What the task requires >> Go through the listing and return every line with "hint" in it.

Data entries >>
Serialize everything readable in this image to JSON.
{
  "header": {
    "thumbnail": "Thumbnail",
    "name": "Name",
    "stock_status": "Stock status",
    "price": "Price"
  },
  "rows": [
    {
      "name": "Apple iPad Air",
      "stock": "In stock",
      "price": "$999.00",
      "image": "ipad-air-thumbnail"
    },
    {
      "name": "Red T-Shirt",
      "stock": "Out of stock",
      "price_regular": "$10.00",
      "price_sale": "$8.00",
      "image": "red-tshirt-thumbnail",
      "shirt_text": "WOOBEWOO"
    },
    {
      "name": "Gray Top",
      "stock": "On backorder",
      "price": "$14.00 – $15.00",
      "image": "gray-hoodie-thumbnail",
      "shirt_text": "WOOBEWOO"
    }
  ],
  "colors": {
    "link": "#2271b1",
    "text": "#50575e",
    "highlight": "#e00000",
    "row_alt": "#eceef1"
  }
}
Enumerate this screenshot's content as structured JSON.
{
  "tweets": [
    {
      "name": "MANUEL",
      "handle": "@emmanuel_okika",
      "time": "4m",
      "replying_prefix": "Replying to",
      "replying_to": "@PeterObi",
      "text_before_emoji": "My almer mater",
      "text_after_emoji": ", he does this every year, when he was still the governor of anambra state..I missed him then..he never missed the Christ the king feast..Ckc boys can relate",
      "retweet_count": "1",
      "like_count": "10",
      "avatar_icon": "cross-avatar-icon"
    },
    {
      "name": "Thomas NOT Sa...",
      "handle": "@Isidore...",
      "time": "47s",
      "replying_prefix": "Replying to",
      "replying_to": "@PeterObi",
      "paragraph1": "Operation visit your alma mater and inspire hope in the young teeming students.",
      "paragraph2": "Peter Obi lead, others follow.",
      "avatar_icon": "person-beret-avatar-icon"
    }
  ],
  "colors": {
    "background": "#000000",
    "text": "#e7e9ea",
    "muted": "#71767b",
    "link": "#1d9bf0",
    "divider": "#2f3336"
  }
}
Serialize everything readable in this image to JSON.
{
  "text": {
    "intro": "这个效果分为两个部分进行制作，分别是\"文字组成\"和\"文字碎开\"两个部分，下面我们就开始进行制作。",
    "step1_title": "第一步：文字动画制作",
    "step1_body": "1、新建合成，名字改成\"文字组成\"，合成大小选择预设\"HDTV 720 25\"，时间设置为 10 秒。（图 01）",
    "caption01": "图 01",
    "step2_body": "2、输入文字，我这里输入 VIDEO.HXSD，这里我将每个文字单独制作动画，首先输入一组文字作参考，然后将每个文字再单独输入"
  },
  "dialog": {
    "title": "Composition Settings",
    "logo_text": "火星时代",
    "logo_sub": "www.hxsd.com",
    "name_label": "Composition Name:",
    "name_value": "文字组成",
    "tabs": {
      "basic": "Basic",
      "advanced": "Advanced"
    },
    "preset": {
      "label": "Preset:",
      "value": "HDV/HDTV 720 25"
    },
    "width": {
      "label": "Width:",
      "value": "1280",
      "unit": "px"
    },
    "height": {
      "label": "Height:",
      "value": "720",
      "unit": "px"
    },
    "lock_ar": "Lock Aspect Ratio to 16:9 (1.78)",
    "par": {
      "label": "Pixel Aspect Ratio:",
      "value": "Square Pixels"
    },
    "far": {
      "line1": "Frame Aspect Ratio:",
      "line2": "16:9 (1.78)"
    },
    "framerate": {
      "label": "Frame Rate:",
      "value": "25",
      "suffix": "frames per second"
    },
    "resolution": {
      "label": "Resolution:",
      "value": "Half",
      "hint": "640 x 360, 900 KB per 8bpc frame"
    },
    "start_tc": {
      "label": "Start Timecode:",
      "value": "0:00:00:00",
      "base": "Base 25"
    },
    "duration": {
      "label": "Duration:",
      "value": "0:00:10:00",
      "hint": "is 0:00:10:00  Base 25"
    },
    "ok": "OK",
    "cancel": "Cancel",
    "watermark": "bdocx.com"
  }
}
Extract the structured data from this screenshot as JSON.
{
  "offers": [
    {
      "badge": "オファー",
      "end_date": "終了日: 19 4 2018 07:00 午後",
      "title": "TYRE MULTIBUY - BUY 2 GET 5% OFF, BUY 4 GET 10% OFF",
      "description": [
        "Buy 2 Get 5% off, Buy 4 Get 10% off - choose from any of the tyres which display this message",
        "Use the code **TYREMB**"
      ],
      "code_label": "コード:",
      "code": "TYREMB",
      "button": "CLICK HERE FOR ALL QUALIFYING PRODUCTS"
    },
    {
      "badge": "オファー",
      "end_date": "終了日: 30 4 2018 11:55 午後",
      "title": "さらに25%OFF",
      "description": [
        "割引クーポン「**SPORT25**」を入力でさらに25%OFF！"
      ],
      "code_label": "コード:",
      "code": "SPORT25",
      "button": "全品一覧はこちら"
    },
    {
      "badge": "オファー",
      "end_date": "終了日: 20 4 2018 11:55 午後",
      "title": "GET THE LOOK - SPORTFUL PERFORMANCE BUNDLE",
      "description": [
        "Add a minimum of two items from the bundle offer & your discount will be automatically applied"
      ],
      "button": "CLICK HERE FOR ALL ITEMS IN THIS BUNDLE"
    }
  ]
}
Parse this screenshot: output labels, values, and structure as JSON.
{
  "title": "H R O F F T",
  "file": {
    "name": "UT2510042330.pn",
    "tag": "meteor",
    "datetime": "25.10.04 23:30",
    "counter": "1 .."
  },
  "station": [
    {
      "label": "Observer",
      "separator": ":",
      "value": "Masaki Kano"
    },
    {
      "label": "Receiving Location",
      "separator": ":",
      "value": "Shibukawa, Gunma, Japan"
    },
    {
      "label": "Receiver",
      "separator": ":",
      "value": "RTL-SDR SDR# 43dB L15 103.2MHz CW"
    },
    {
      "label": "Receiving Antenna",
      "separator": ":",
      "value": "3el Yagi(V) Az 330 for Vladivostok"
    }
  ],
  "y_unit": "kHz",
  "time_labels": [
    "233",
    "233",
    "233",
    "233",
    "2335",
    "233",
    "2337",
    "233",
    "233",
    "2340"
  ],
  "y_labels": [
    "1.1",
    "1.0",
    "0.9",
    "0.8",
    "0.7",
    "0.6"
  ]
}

Response to this task >>
      "hint": "640 x 360, 900 KB per 8bpc frame"
      "hint": "is 0:00:10:00  Base 25"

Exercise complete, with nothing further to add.